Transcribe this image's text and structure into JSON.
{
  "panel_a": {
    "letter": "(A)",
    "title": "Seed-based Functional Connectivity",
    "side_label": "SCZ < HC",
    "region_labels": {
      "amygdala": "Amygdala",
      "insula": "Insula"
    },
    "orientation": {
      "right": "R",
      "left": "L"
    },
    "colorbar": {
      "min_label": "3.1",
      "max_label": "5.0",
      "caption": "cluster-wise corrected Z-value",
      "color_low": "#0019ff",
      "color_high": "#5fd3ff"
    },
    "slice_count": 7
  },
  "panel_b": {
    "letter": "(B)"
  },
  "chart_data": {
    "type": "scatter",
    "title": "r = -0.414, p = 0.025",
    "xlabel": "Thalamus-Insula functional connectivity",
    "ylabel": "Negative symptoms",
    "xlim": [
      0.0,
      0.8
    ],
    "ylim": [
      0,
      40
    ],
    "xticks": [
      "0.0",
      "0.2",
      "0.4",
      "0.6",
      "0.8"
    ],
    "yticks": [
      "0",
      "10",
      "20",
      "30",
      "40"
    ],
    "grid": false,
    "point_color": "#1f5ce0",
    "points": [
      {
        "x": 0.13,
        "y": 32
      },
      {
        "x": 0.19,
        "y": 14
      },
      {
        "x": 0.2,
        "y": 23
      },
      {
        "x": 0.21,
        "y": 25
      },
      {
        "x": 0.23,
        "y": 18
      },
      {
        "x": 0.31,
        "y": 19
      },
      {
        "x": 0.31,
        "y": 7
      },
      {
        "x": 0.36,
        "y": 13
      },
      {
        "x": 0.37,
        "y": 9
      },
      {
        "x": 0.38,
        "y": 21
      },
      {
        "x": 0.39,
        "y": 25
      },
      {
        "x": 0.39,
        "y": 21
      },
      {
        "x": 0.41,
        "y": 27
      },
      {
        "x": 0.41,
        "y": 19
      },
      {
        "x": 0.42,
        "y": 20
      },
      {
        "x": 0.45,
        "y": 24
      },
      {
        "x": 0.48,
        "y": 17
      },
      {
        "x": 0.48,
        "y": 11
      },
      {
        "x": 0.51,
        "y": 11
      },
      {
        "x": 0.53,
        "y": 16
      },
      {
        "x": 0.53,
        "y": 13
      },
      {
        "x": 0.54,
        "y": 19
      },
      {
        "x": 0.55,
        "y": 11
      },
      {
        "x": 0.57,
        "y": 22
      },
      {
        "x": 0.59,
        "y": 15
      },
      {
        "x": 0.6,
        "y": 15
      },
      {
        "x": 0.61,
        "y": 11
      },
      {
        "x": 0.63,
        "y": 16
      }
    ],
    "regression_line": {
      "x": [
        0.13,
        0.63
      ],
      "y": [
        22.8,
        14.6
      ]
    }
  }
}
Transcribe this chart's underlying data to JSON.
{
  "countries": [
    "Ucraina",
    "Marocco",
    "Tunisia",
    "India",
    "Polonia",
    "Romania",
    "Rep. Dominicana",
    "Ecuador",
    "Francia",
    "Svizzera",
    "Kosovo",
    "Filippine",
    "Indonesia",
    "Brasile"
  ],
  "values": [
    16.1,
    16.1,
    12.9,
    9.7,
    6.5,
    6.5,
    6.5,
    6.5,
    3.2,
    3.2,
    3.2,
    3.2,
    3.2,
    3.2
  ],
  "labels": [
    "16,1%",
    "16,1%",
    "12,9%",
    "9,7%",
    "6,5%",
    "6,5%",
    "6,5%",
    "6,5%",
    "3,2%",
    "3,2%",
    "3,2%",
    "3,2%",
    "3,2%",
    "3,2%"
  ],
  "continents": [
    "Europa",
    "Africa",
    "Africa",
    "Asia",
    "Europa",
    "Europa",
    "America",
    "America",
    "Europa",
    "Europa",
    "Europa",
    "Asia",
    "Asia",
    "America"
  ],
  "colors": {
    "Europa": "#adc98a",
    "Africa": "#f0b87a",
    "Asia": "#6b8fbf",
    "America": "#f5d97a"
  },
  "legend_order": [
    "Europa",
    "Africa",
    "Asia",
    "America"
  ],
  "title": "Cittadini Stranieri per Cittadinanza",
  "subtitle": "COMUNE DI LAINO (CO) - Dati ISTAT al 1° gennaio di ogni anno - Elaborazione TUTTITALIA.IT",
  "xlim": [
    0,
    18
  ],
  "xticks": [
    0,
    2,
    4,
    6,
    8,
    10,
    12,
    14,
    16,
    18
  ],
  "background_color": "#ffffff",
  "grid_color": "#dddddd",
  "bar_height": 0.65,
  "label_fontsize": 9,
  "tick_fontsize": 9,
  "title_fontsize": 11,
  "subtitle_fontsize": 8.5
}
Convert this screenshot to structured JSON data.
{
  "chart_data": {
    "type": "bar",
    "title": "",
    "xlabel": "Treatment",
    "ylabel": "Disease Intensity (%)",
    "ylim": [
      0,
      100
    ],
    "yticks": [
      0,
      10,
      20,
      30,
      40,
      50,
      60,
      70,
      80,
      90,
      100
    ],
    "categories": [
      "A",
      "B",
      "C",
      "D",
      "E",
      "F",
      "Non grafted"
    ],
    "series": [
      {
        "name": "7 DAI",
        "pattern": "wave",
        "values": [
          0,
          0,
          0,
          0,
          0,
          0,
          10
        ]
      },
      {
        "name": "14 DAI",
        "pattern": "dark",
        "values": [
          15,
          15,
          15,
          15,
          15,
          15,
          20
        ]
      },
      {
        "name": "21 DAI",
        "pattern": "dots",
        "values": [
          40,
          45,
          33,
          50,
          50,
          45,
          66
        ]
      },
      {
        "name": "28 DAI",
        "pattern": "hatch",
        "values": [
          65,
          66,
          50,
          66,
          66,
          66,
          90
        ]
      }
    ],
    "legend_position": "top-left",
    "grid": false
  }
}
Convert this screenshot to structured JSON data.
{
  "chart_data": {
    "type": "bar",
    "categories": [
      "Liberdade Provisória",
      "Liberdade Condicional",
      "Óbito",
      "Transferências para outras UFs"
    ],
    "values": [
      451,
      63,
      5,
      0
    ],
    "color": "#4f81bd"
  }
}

※ ※ ※

_What this task involves_
Return every entry verbatim.

_Solution for this task_
Transcribe this image's text and structure into JSON.
{
  "panel_a": {
    "letter": "(A)",
    "title": "Seed-based Functional Connectivity",
    "side_label": "SCZ < HC",
    "region_labels": {
      "amygdala": "Amygdala",
      "insula": "Insula"
    },
    "orientation": {
      "right": "R",
      "left": "L"
    },
    "colorbar": {
      "min_label": "3.1",
      "max_label": "5.0",
      "caption": "cluster-wise corrected Z-value",
      "color_low": "#0019ff",
      "color_high": "#5fd3ff"
    },
    "slice_count": 7
  },
  "panel_b": {
    "letter": "(B)"
  },
  "chart_data": {
    "type": "scatter",
    "title": "r = -0.414, p = 0.025",
    "xlabel": "Thalamus-Insula functional connectivity",
    "ylabel": "Negative symptoms",
    "xlim": [
      0.0,
      0.8
    ],
    "ylim": [
      0,
      40
    ],
    "xticks": [
      "0.0",
      "0.2",
      "0.4",
      "0.6",
      "0.8"
    ],
    "yticks": [
      "0",
      "10",
      "20",
      "30",
      "40"
    ],
    "grid": false,
    "point_color": "#1f5ce0",
    "points": [
      {
        "x": 0.13,
        "y": 32
      },
      {
        "x": 0.19,
        "y": 14
      },
      {
        "x": 0.2,
        "y": 23
      },
      {
        "x": 0.21,
        "y": 25
      },
      {
        "x": 0.23,
        "y": 18
      },
      {
        "x": 0.31,
        "y": 19
      },
      {
        "x": 0.31,
        "y": 7
      },
      {
        "x": 0.36,
        "y": 13
      },
      {
        "x": 0.37,
        "y": 9
      },
      {
        "x": 0.38,
        "y": 21
      },
      {
        "x": 0.39,
        "y": 25
      },
      {
        "x": 0.39,
        "y": 21
      },
      {
        "x": 0.41,
        "y": 27
      },
      {
        "x": 0.41,
        "y": 19
      },
      {
        "x": 0.42,
        "y": 20
      },
      {
        "x": 0.45,
        "y": 24
      },
      {
        "x": 0.48,
        "y": 17
      },
      {
        "x": 0.48,
        "y": 11
      },
      {
        "x": 0.51,
        "y": 11
      },
      {
        "x": 0.53,
        "y": 16
      },
      {
        "x": 0.53,
        "y": 13
      },
      {
        "x": 0.54,
        "y": 19
      },
      {
        "x": 0.55,
        "y": 11
      },
      {
        "x": 0.57,
        "y": 22
      },
      {
        "x": 0.59,
        "y": 15
      },
      {
        "x": 0.6,
        "y": 15
      },
      {
        "x": 0.61,
        "y": 11
      },
      {
        "x": 0.63,
        "y": 16
      }
    ],
    "regression_line": {
      "x": [
        0.13,
        0.63
      ],
      "y": [
        22.8,
        14.6
      ]
    }
  }
}
Transcribe this chart's underlying data to JSON.
{
  "countries": [
    "Ucraina",
    "Marocco",
    "Tunisia",
    "India",
    "Polonia",
    "Romania",
    "Rep. Dominicana",
    "Ecuador",
    "Francia",
    "Svizzera",
    "Kosovo",
    "Filippine",
    "Indonesia",
    "Brasile"
  ],
  "values": [
    16.1,
    16.1,
    12.9,
    9.7,
    6.5,
    6.5,
    6.5,
    6.5,
    3.2,
    3.2,
    3.2,
    3.2,
    3.2,
    3.2
  ],
  "labels": [
    "16,1%",
    "16,1%",
    "12,9%",
    "9,7%",
    "6,5%",
    "6,5%",
    "6,5%",
    "6,5%",
    "3,2%",
    "3,2%",
    "3,2%",
    "3,2%",
    "3,2%",
    "3,2%"
  ],
  "continents": [
    "Europa",
    "Africa",
    "Africa",
    "Asia",
    "Europa",
    "Europa",
    "America",
    "America",
    "Europa",
    "Europa",
    "Europa",
    "Asia",
    "Asia",
    "America"
  ],
  "colors": {
    "Europa": "#adc98a",
    "Africa": "#f0b87a",
    "Asia": "#6b8fbf",
    "America": "#f5d97a"
  },
  "legend_order": [
    "Europa",
    "Africa",
    "Asia",
    "America"
  ],
  "title": "Cittadini Stranieri per Cittadinanza",
  "subtitle": "COMUNE DI LAINO (CO) - Dati ISTAT al 1° gennaio di ogni anno - Elaborazione TUTTITALIA.IT",
  "xlim": [
    0,
    18
  ],
  "xticks": [
    0,
    2,
    4,
    6,
    8,
    10,
    12,
    14,
    16,
    18
  ],
  "background_color": "#ffffff",
  "grid_color": "#dddddd",
  "bar_height": 0.65,
  "label_fontsize": 9,
  "tick_fontsize": 9,
  "title_fontsize": 11,
  "subtitle_fontsize": 8.5
}
Convert this screenshot to structured JSON data.
{
  "chart_data": {
    "type": "bar",
    "title": "",
    "xlabel": "Treatment",
    "ylabel": "Disease Intensity (%)",
    "ylim": [
      0,
      100
    ],
    "yticks": [
      0,
      10,
      20,
      30,
      40,
      50,
      60,
      70,
      80,
      90,
      100
    ],
    "categories": [
      "A",
      "B",
      "C",
      "D",
      "E",
      "F",
      "Non grafted"
    ],
    "series": [
      {
        "name": "7 DAI",
        "pattern": "wave",
        "values": [
          0,
          0,
          0,
          0,
          0,
          0,
          10
        ]
      },
      {
        "name": "14 DAI",
        "pattern": "dark",
        "values": [
          15,
          15,
          15,
          15,
          15,
          15,
          20
        ]
      },
      {
        "name": "21 DAI",
        "pattern": "dots",
        "values": [
          40,
          45,
          33,
          50,
          50,
          45,
          66
        ]
      },
      {
        "name": "28 DAI",
        "pattern": "hatch",
        "values": [
          65,
          66,
          50,
          66,
          66,
          66,
          90
        ]
      }
    ],
    "legend_position": "top-left",
    "grid": false
  }
}
Convert this screenshot to structured JSON data.
{
  "chart_data": {
    "type": "bar",
    "categories": [
      "Liberdade Provisória",
      "Liberdade Condicional",
      "Óbito",
      "Transferências para outras UFs"
    ],
    "values": [
      451,
      63,
      5,
      0
    ],
    "color": "#4f81bd"
  }
}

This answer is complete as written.